[start]

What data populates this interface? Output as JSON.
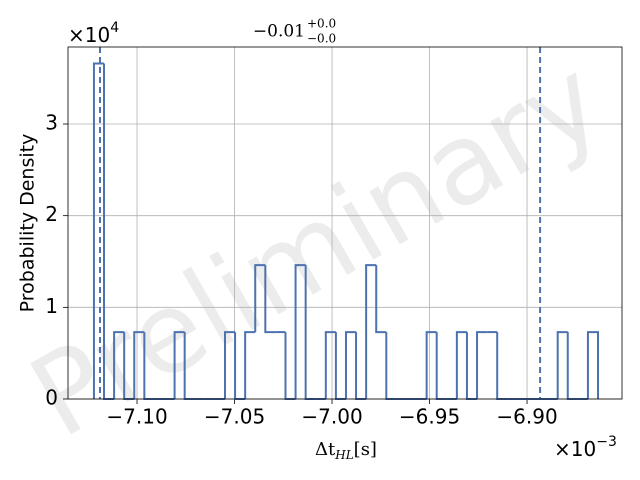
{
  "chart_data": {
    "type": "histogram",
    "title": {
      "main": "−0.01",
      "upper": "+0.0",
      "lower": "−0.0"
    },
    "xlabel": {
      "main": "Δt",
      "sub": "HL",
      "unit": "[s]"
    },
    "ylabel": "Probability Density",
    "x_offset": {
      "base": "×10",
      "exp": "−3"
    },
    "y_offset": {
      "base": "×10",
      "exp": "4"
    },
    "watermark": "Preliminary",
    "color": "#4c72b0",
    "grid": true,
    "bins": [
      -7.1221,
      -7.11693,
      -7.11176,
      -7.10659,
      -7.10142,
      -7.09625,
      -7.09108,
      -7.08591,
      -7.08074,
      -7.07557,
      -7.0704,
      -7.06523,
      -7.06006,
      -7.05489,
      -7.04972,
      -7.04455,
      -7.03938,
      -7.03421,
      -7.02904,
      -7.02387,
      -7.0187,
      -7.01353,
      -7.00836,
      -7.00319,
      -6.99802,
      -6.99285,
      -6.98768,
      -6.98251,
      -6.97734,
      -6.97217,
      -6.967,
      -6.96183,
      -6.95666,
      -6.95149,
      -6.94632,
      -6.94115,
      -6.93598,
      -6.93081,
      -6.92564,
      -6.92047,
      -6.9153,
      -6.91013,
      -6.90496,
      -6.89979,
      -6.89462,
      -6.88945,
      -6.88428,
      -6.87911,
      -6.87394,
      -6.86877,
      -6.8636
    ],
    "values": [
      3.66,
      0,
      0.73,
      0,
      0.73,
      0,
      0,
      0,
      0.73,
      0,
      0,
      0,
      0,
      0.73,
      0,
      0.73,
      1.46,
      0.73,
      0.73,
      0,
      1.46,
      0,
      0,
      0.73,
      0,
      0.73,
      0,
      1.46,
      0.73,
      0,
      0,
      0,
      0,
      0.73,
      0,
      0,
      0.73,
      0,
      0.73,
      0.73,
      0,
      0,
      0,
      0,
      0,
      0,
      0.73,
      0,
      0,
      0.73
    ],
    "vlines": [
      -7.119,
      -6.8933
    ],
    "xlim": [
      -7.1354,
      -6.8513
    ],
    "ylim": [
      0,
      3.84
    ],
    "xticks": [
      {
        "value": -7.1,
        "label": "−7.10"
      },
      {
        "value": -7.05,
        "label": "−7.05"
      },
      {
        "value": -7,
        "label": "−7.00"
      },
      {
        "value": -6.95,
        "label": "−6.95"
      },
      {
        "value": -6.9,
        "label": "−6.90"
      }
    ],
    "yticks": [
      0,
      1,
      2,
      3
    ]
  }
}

[end]
[start]

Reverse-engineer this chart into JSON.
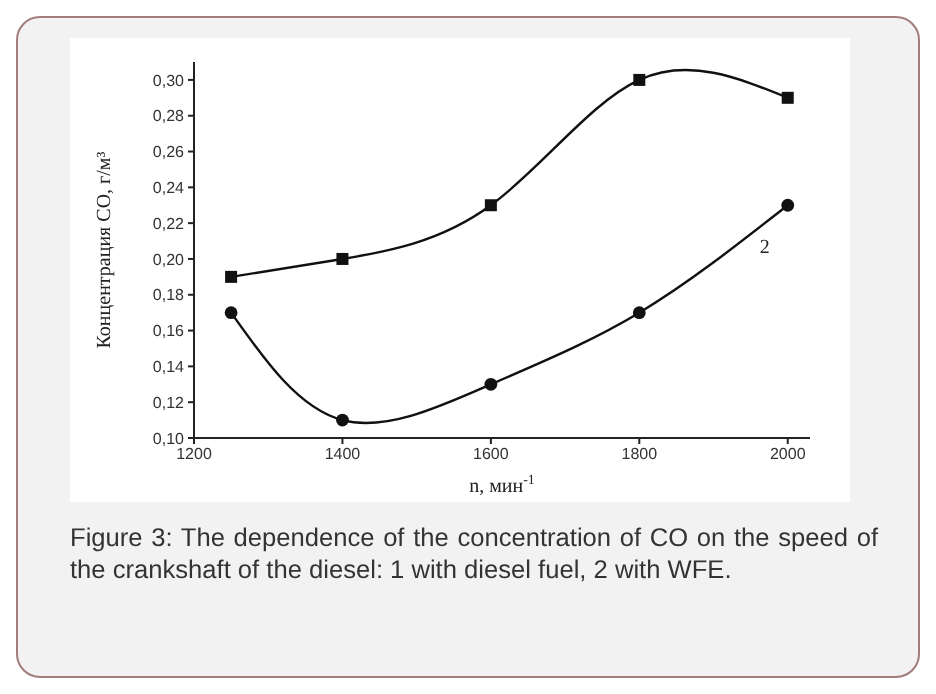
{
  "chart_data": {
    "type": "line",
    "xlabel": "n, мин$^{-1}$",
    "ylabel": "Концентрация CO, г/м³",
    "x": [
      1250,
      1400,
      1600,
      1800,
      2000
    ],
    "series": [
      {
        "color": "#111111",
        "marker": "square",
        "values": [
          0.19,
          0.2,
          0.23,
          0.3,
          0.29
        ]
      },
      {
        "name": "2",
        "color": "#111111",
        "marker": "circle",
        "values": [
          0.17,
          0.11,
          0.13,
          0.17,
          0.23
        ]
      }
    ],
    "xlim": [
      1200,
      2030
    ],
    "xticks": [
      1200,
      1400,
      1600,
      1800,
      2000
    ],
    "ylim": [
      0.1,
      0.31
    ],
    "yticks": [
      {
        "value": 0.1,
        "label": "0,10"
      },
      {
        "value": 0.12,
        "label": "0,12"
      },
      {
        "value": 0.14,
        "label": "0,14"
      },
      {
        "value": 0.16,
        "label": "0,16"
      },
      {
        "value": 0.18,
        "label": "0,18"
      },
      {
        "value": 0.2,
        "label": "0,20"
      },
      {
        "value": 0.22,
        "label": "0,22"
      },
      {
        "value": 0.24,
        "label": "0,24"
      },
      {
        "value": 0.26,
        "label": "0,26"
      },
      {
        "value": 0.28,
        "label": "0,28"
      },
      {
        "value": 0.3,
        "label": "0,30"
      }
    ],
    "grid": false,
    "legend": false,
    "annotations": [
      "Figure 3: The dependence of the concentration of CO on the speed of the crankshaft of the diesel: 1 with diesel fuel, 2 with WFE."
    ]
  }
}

[end]

§ **Exercise**: Point out every line holding the string "this" and copy it.

§ **Correct result**:
What data populates this interface? Output as JSON.
Reverse-engineer this chart into JSON.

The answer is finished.